EXERCISE BRIEF:
The records should be written out in full, with nothing altered.

☆ ☆ ☆

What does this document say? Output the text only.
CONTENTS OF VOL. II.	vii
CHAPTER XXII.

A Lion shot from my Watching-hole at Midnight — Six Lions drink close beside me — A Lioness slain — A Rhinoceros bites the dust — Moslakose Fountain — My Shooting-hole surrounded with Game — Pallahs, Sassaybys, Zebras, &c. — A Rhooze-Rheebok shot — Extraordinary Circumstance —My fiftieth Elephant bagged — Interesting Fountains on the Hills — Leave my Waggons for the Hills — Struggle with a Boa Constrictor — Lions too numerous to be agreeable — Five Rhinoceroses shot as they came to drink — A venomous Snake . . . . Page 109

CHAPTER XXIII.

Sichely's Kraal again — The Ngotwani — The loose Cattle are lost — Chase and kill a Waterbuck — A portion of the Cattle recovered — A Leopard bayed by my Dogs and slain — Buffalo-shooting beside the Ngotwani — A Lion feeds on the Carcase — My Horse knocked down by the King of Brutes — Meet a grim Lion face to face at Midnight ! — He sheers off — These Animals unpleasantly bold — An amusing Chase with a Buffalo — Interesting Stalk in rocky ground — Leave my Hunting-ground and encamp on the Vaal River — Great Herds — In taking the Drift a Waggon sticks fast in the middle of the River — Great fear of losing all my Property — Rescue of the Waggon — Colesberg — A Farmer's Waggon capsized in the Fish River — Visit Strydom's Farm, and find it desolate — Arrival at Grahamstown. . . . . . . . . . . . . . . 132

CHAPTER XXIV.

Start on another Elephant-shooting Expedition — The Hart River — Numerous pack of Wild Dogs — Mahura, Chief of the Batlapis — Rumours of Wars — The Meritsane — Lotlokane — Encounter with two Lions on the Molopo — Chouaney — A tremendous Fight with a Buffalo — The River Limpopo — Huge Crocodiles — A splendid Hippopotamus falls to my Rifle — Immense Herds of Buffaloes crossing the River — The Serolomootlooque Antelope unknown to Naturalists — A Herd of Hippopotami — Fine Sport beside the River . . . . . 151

☆ ☆ ☆

REPLY TO THE EXERCISE:
What does this document say? Output the text only.
CONTENTS OF VOL. II.	vii
CHAPTER XXII.

A Lion shot from my Watching-hole at Midnight — Six Lions drink close beside me — A Lioness slain — A Rhinoceros bites the dust — Moslakose Fountain — My Shooting-hole surrounded with Game — Pallahs, Sassaybys, Zebras, &c. — A Rhooze-Rheebok shot — Extraordinary Circumstance —My fiftieth Elephant bagged — Interesting Fountains on the Hills — Leave my Waggons for the Hills — Struggle with a Boa Constrictor — Lions too numerous to be agreeable — Five Rhinoceroses shot as they came to drink — A venomous Snake . . . . Page 109

CHAPTER XXIII.

Sichely's Kraal again — The Ngotwani — The loose Cattle are lost — Chase and kill a Waterbuck — A portion of the Cattle recovered — A Leopard bayed by my Dogs and slain — Buffalo-shooting beside the Ngotwani — A Lion feeds on the Carcase — My Horse knocked down by the King of Brutes — Meet a grim Lion face to face at Midnight ! — He sheers off — These Animals unpleasantly bold — An amusing Chase with a Buffalo — Interesting Stalk in rocky ground — Leave my Hunting-ground and encamp on the Vaal River — Great Herds — In taking the Drift a Waggon sticks fast in the middle of the River — Great fear of losing all my Property — Rescue of the Waggon — Colesberg — A Farmer's Waggon capsized in the Fish River — Visit Strydom's Farm, and find it desolate — Arrival at Grahamstown. . . . . . . . . . . . . . . 132

CHAPTER XXIV.

Start on another Elephant-shooting Expedition — The Hart River — Numerous pack of Wild Dogs — Mahura, Chief of the Batlapis — Rumours of Wars — The Meritsane — Lotlokane — Encounter with two Lions on the Molopo — Chouaney — A tremendous Fight with a Buffalo — The River Limpopo — Huge Crocodiles — A splendid Hippopotamus falls to my Rifle — Immense Herds of Buffaloes crossing the River — The Serolomootlooque Antelope unknown to Naturalists — A Herd of Hippopotami — Fine Sport beside the River . . . . . 151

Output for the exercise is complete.